→ Arbeitsauftrag
Setze den unten stehenden Text über den Vorarlberger Bürger:innenrat zu fairen Wahlen fort. Beginne direkt nach seiner letzten Zeile.

14 ausgewählte Bürgerinnen und Bürger aus ganz Vorarlberg kamen für ein Wochenende zusammen um folgende Frage zu diskutieren: „Wie können ein fairer Wahlprozess und eine hohe Wahlbeteiligung gelingen?“. Es wurden Erkenntnisse erarbeitet, die bei zwei Bürgercafés der breiten Öffentlichkeit und Vertreter:innen aus der Politik präsentiert und ergänzt wurden. Außerdem bestand im Rahmen einer Onlinekonsultation auch für die Gesamtbevölkerung die Möglichkeit, sich einzubringen.

Anlass und Hintergrund

In Vorarlberg haben Bürger:innenräte (Methode: Wisdom Council) eine lange Tradition und werden gerne als Instrument von der Politik genutzt. Besonders ist aber, dass sie auch „von unten” initiiert werden können, wenn über 1000 Vorarlberger:innen eine Forderung danach unterzeichnen. Der hier beschriebene Bürger:innenrat ist durch das Engagement einer Initiativgruppe aus der Bevölkerung, dem BI-Team „Faire Wahlen“, entstanden. Ihr Wunsch: Vorarlbergerinnen und Vorarlberger sollen Anspruch auf eine faire und chancengleiche Demokratie haben.

Ziel(e)

→ Datenauszug
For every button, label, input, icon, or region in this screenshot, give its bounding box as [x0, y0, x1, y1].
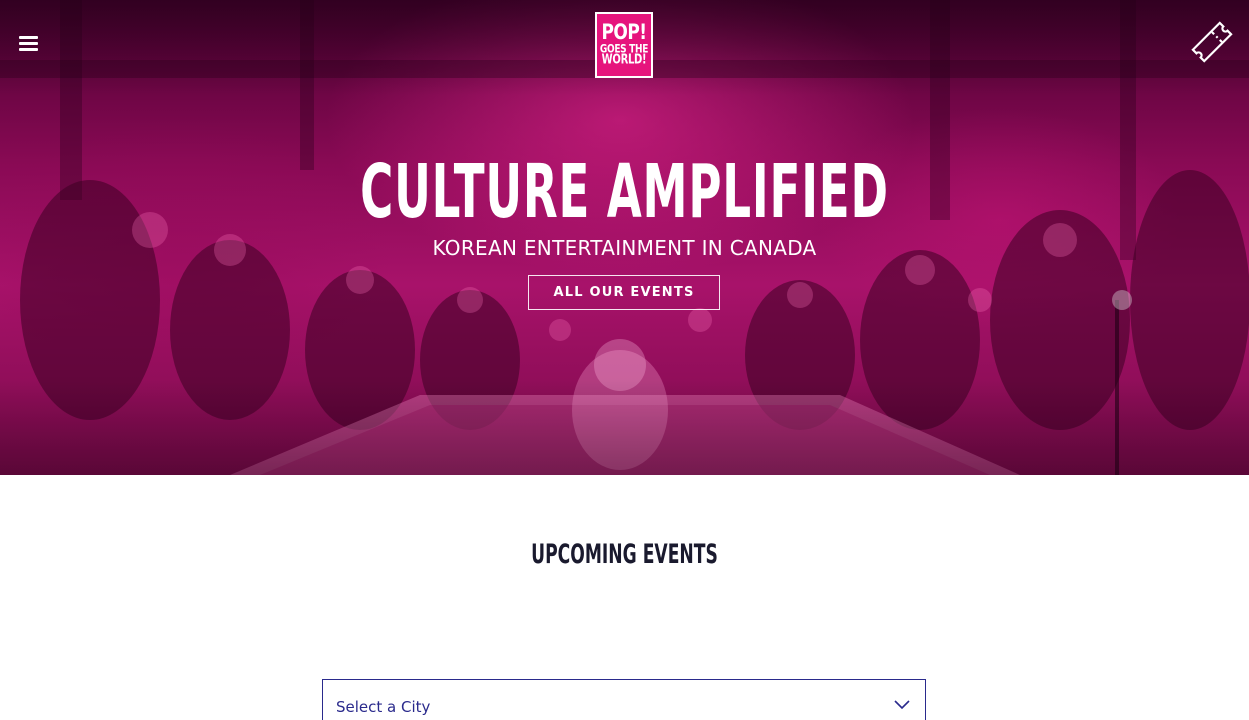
logo-line-3: WORLD!	[601, 52, 647, 67]
upcoming-events-heading: UPCOMING EVENTS	[531, 540, 718, 570]
city-select-dropdown[interactable]: Select a City	[322, 679, 926, 720]
chevron-down-icon	[894, 698, 910, 710]
hamburger-menu-icon[interactable]	[19, 36, 39, 54]
ticket-icon[interactable]	[1189, 20, 1235, 64]
city-select-placeholder: Select a City	[336, 698, 431, 716]
hero-title: CULTURE AMPLIFIED	[360, 148, 889, 236]
logo-line-1: POP!	[601, 19, 647, 45]
site-logo[interactable]: POP! GOES THE WORLD!	[595, 12, 653, 78]
hero-subtitle: KOREAN ENTERTAINMENT IN CANADA	[432, 236, 817, 260]
hero-banner: POP! GOES THE WORLD! CULTURE AMPLIFIED K…	[0, 0, 1249, 475]
all-events-button[interactable]: ALL OUR EVENTS	[528, 275, 720, 310]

→ Musterlösung
Die Fragestellung, zu der die Rät:innen diskutieren lautet: Wie können ein fairer Wahlprozess und eine hohe Wahlbeteiligung gelingen? Die Themen, die damit adressiert werden sollen sind u.a. (geringes) Vertrauen in die Politik, eine sinkende Wahlbeteiligung und auch Fragen der Wahlberechtigung. Wer darf und wer soll (bei Wahlen) mitbestimmen? Zur Ausgangsituation gehört aber auch, die Benachteiligung von kleineren, neuen Parteien oder auch die Frage, welche Rolle Geld im Wahlkampf spielt. Dahinter steckt die Frage, wie und welche Veränderung und Innovation möglich ist, die eine lebendige Demokratie braucht. Mehr dazu im Flyer der Bürger:innen-Initiative.

Prozessdesign und Ablauf

Der Bürger:innenratsprozess nach dem Vorarlberger Modell gliedert sich in mehrere Prozessschritte und mündet in dem Beschluss der Dokumentation durch die Landesregierung.

1. Bürger:innenrat

Nach einem internen Kick-Off und der Organisation startet der Prozess mit dem Eineinhalbtägigen Bürger:innenrat, bei dem sich 14 zufällig gewählte Bürgerinnen und Bürger intensiv mit dem Thema Faire Wahlen beschäftigten. Der Bürger:innenrat wurde mit der Methode Dynamic Facilitation moderiert.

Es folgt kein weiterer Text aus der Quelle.